Material provided:
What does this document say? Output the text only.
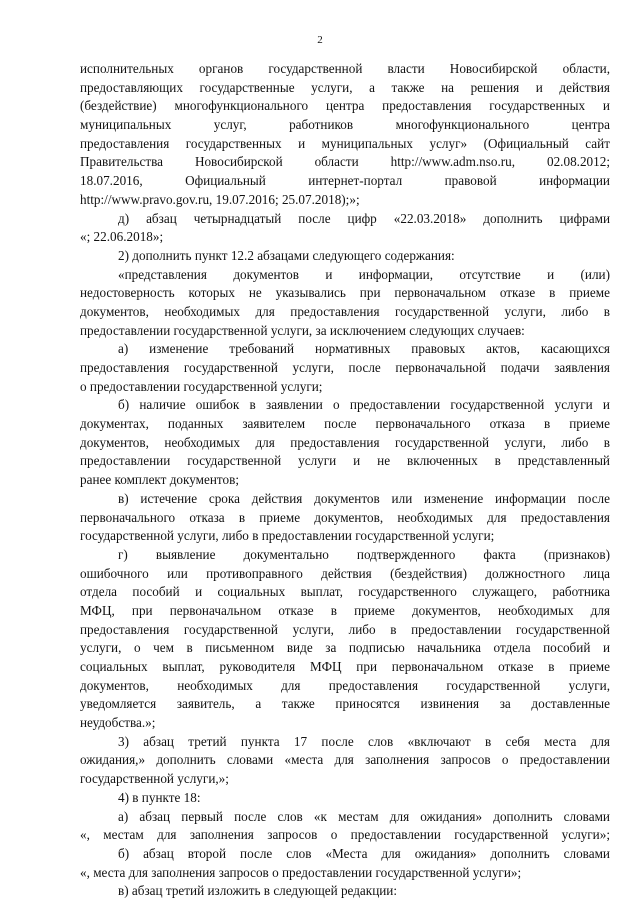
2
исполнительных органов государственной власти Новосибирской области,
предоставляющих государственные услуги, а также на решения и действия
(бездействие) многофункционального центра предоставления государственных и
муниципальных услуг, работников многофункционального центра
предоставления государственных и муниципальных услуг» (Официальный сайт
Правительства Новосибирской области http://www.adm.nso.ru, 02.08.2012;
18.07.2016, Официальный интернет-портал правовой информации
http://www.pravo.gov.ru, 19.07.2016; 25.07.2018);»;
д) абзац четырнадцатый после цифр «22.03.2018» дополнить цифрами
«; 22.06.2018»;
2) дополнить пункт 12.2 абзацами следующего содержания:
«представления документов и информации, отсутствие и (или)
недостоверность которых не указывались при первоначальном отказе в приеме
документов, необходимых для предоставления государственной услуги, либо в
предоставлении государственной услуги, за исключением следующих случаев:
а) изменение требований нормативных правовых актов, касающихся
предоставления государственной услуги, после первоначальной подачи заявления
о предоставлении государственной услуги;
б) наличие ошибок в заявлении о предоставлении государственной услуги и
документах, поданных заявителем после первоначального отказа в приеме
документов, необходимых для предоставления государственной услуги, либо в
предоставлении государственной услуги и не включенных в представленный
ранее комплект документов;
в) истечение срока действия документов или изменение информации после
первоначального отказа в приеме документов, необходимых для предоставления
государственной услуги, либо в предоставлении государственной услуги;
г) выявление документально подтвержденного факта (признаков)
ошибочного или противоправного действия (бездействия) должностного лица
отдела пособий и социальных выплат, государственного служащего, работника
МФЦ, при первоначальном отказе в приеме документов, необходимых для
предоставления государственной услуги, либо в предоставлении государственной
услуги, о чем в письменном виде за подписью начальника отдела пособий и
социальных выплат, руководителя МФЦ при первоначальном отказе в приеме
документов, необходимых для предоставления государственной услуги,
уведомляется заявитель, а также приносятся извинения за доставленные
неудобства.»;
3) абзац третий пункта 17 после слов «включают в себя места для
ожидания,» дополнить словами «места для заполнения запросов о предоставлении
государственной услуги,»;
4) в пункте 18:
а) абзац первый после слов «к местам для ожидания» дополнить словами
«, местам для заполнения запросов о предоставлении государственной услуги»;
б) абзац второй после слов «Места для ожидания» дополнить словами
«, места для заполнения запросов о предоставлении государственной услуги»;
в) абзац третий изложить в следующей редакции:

Given exercise: Without including any pictures, print all of the material exactly as given.

Solution:
What does this document say? Output the text only.
2
исполнительных органов государственной власти Новосибирской области,
предоставляющих государственные услуги, а также на решения и действия
(бездействие) многофункционального центра предоставления государственных и
муниципальных услуг, работников многофункционального центра
предоставления государственных и муниципальных услуг» (Официальный сайт
Правительства Новосибирской области http://www.adm.nso.ru, 02.08.2012;
18.07.2016, Официальный интернет-портал правовой информации
http://www.pravo.gov.ru, 19.07.2016; 25.07.2018);»;
д) абзац четырнадцатый после цифр «22.03.2018» дополнить цифрами
«; 22.06.2018»;
2) дополнить пункт 12.2 абзацами следующего содержания:
«представления документов и информации, отсутствие и (или)
недостоверность которых не указывались при первоначальном отказе в приеме
документов, необходимых для предоставления государственной услуги, либо в
предоставлении государственной услуги, за исключением следующих случаев:
а) изменение требований нормативных правовых актов, касающихся
предоставления государственной услуги, после первоначальной подачи заявления
о предоставлении государственной услуги;
б) наличие ошибок в заявлении о предоставлении государственной услуги и
документах, поданных заявителем после первоначального отказа в приеме
документов, необходимых для предоставления государственной услуги, либо в
предоставлении государственной услуги и не включенных в представленный
ранее комплект документов;
в) истечение срока действия документов или изменение информации после
первоначального отказа в приеме документов, необходимых для предоставления
государственной услуги, либо в предоставлении государственной услуги;
г) выявление документально подтвержденного факта (признаков)
ошибочного или противоправного действия (бездействия) должностного лица
отдела пособий и социальных выплат, государственного служащего, работника
МФЦ, при первоначальном отказе в приеме документов, необходимых для
предоставления государственной услуги, либо в предоставлении государственной
услуги, о чем в письменном виде за подписью начальника отдела пособий и
социальных выплат, руководителя МФЦ при первоначальном отказе в приеме
документов, необходимых для предоставления государственной услуги,
уведомляется заявитель, а также приносятся извинения за доставленные
неудобства.»;
3) абзац третий пункта 17 после слов «включают в себя места для
ожидания,» дополнить словами «места для заполнения запросов о предоставлении
государственной услуги,»;
4) в пункте 18:
а) абзац первый после слов «к местам для ожидания» дополнить словами
«, местам для заполнения запросов о предоставлении государственной услуги»;
б) абзац второй после слов «Места для ожидания» дополнить словами
«, места для заполнения запросов о предоставлении государственной услуги»;
в) абзац третий изложить в следующей редакции:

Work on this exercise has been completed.